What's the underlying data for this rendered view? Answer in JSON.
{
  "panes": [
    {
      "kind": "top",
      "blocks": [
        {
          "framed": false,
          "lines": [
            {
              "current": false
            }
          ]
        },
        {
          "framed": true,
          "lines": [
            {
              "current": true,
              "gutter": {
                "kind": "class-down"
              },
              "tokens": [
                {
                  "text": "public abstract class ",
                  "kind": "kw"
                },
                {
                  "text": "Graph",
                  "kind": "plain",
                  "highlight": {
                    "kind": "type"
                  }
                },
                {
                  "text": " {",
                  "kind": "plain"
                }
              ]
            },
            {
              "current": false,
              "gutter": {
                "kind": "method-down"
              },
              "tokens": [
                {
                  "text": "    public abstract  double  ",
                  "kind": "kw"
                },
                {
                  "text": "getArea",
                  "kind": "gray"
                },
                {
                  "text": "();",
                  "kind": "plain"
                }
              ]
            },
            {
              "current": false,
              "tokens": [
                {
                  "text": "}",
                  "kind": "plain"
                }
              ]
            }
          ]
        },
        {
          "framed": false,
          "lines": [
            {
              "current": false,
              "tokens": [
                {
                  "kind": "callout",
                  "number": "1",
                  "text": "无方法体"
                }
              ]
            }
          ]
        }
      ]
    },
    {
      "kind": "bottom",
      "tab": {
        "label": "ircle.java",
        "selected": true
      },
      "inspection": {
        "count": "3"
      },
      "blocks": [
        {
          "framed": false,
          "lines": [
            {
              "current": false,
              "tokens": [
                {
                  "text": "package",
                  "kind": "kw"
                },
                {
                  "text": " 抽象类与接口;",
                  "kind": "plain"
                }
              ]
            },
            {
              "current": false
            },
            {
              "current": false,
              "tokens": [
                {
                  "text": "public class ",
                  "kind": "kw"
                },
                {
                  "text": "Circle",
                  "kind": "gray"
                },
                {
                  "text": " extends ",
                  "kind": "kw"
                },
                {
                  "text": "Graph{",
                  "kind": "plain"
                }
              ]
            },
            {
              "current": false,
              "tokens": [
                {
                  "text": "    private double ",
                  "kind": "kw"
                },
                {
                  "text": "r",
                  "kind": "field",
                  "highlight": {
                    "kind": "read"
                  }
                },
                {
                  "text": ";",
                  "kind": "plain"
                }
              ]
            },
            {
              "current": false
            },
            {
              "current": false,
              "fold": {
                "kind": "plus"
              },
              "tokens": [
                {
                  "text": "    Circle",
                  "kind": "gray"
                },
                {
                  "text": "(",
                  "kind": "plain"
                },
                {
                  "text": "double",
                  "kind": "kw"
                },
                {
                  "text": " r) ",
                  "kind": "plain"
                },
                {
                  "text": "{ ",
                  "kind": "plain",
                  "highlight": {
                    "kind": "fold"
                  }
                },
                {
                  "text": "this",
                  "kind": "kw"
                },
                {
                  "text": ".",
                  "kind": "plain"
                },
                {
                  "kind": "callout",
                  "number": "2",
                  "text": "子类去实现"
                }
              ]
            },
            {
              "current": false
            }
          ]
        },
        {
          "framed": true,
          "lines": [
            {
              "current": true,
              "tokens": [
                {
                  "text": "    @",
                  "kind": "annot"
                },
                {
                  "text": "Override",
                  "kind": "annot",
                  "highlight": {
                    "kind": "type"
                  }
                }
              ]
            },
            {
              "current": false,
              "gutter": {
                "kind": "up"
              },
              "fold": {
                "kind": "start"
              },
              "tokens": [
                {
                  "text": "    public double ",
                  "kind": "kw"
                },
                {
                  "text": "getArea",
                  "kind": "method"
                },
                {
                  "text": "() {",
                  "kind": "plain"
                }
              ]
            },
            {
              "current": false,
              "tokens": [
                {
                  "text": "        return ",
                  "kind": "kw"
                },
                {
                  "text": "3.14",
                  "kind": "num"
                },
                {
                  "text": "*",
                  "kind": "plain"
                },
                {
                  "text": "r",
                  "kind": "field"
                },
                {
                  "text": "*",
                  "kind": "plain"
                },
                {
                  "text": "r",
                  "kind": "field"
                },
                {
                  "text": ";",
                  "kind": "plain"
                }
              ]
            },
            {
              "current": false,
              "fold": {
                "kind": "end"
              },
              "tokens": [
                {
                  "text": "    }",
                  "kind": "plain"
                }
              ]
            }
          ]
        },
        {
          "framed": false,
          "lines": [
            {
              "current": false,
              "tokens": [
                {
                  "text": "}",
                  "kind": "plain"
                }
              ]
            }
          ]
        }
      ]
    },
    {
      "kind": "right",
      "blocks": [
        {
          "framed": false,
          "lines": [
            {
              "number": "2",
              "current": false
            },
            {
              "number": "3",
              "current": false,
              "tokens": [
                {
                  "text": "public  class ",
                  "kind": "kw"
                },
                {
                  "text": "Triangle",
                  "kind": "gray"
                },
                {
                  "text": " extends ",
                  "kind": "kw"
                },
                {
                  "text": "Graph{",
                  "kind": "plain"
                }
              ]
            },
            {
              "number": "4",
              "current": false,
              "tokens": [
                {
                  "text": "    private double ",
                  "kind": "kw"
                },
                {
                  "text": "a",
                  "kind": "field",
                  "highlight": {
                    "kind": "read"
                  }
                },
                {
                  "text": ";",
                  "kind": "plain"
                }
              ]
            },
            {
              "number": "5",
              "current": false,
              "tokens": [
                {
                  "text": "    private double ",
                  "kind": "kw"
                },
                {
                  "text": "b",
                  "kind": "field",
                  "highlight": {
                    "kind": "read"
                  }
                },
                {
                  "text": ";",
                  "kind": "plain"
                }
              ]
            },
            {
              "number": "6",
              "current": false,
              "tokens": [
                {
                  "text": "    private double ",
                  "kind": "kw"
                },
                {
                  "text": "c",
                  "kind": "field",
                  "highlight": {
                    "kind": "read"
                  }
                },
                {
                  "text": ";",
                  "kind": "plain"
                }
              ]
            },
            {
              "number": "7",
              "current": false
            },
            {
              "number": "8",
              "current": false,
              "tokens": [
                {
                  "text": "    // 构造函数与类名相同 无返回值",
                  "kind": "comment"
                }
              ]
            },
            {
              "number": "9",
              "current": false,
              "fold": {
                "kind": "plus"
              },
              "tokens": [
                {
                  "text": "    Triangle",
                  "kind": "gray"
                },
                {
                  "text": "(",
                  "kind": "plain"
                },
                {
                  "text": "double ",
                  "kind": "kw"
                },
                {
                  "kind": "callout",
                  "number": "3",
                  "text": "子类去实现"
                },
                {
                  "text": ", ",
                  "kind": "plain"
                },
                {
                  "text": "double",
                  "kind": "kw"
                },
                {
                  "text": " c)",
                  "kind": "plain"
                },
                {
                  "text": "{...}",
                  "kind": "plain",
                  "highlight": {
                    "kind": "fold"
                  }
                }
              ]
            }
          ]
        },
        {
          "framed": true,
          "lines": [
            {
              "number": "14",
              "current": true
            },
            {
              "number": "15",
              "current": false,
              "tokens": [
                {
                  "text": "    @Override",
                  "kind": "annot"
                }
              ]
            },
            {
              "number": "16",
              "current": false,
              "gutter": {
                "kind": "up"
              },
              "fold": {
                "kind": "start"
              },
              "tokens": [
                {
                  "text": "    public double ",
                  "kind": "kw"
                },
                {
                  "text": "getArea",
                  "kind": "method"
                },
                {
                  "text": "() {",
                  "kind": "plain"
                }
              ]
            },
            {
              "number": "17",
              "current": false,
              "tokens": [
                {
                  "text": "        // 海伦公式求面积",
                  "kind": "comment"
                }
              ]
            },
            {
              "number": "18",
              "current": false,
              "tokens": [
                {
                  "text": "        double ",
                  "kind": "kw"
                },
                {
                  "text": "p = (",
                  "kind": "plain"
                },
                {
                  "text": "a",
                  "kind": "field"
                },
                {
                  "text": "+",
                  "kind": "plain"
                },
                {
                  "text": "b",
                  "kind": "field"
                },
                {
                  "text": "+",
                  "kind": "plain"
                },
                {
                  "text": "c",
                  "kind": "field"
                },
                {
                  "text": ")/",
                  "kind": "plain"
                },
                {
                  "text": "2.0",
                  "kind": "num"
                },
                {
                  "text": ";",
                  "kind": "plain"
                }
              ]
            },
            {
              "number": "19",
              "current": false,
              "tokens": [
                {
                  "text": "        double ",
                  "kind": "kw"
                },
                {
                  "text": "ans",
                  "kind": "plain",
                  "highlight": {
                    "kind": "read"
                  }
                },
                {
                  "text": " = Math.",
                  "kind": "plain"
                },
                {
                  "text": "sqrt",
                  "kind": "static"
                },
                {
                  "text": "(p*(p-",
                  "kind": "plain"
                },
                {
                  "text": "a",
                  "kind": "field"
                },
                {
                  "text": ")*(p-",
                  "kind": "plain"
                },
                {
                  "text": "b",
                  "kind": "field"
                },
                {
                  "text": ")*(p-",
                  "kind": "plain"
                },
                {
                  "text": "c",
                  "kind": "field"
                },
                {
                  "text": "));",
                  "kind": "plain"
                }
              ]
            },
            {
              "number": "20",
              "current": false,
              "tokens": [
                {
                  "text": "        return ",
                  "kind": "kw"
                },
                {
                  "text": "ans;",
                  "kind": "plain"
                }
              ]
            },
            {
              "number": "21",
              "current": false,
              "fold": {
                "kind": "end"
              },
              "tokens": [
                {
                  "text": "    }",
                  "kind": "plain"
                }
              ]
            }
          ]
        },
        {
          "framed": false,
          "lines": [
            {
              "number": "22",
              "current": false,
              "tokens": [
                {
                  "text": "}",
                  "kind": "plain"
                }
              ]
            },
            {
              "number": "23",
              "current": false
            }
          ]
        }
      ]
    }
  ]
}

§ INSTRUCTION
Check each line in the records for the word "this" and say how many have it, with nothing else.

§ COMPLETE OUTPUT
2